GOAL:
Filter this material down to the lines that hold "decibar", copying each one.

DATA FOR PROCESSING:
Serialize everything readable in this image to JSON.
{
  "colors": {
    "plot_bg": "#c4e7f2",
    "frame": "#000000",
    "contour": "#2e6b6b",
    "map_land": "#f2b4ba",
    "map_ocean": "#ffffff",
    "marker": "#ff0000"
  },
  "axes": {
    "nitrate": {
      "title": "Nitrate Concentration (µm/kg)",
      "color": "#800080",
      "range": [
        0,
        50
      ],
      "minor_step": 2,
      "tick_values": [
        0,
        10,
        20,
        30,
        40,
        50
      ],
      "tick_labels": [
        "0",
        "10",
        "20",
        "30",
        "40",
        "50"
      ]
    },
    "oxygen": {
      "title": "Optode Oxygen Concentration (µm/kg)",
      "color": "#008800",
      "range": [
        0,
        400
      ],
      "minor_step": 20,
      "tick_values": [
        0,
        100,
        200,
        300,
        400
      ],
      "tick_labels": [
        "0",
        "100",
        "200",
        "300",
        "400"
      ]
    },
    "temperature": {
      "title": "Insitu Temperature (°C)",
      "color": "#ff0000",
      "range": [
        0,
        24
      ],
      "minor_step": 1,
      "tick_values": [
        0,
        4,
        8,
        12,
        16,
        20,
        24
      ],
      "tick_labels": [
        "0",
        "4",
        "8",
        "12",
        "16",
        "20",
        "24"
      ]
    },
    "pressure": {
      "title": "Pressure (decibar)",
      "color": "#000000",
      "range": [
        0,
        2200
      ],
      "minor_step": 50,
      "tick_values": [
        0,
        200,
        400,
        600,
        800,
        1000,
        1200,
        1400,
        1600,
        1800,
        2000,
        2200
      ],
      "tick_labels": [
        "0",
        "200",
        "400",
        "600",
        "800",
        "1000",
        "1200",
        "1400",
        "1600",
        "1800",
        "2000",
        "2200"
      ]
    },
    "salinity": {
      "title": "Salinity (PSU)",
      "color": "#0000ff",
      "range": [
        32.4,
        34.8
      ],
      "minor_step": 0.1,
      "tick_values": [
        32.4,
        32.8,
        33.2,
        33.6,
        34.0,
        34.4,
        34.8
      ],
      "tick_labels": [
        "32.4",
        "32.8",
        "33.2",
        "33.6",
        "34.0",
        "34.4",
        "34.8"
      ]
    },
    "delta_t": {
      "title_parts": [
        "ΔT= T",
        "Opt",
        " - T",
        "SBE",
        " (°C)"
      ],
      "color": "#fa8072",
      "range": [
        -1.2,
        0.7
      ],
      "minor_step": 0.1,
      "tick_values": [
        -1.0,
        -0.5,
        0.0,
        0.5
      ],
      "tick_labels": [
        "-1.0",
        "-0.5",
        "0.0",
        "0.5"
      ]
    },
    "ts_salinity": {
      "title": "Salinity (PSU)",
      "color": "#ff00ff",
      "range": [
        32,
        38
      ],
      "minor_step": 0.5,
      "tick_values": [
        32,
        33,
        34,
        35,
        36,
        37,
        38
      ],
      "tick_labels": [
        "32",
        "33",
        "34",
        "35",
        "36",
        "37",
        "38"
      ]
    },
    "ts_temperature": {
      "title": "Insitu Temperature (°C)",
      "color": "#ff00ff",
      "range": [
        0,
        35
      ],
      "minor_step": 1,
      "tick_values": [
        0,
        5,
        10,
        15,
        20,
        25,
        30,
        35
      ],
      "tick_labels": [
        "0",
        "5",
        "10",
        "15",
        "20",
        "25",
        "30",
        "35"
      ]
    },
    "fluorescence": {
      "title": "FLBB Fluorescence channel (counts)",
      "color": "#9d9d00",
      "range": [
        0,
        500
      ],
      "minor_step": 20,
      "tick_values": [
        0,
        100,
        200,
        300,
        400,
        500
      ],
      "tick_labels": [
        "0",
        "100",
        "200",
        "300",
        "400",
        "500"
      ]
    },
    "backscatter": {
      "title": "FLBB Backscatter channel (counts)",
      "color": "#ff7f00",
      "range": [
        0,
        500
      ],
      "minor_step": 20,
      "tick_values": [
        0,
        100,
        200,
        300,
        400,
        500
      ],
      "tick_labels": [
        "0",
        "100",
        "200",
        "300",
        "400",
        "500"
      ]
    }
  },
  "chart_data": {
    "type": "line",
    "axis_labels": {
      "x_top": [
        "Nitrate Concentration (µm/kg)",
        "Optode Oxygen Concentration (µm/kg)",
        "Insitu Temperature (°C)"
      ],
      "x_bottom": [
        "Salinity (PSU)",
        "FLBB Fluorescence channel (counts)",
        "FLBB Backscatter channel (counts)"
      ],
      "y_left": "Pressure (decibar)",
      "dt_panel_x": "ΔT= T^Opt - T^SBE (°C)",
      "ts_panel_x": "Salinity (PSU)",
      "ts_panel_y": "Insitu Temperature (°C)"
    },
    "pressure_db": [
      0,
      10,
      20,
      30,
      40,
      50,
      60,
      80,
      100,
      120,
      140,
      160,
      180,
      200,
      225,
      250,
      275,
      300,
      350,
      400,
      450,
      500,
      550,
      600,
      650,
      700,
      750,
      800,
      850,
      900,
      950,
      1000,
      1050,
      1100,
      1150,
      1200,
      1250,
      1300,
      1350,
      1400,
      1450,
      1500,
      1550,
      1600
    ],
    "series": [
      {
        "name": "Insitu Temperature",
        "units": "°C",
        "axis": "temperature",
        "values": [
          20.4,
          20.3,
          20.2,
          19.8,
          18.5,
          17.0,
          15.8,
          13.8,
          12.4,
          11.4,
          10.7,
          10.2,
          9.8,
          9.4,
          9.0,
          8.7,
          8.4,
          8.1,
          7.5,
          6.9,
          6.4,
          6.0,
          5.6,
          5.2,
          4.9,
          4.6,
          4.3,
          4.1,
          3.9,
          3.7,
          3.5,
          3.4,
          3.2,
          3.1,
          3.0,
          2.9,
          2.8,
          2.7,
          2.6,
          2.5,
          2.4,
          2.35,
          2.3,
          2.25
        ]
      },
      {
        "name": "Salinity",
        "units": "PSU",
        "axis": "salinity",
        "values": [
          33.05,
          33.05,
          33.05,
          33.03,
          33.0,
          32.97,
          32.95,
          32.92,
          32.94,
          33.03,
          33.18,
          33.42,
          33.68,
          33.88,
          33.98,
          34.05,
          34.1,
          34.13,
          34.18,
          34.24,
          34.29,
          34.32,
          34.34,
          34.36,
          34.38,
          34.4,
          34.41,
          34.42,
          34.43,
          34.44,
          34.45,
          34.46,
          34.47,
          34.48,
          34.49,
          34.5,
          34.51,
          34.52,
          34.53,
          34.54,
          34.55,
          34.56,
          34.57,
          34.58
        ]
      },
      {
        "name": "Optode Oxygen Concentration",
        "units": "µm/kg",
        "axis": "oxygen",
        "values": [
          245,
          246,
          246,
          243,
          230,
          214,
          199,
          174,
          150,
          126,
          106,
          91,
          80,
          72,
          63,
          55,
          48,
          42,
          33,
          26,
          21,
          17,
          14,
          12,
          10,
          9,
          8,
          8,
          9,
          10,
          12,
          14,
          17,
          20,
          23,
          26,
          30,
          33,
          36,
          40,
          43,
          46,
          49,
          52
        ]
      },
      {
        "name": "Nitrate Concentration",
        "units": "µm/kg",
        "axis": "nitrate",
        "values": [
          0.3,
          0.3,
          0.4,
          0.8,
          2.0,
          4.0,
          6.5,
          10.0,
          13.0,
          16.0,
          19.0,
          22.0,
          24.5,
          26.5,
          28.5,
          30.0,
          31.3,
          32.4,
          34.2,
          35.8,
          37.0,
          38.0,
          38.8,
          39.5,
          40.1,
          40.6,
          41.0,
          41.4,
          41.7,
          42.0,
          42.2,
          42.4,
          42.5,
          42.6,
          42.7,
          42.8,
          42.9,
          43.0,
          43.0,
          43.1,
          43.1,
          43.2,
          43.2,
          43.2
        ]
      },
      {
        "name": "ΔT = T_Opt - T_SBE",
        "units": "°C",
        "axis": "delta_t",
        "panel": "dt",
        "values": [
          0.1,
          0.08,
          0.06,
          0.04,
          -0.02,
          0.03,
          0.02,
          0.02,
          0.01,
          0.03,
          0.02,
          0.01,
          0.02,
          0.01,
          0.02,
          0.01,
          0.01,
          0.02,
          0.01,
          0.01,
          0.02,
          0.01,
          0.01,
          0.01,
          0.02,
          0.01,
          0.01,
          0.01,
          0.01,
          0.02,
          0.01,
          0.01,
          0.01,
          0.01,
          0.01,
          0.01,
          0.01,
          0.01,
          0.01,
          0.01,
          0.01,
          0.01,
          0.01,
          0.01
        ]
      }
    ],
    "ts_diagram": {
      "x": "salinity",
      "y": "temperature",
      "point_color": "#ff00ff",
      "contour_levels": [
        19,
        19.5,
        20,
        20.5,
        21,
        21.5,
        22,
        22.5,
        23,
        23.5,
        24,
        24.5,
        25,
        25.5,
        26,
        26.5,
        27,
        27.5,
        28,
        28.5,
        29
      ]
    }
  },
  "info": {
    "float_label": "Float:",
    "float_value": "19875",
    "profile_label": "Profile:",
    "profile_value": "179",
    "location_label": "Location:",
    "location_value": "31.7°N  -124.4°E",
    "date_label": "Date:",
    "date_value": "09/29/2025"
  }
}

RESULT OF THIS TASK:
      "title": "Pressure (decibar)",
      "y_left": "Pressure (decibar)",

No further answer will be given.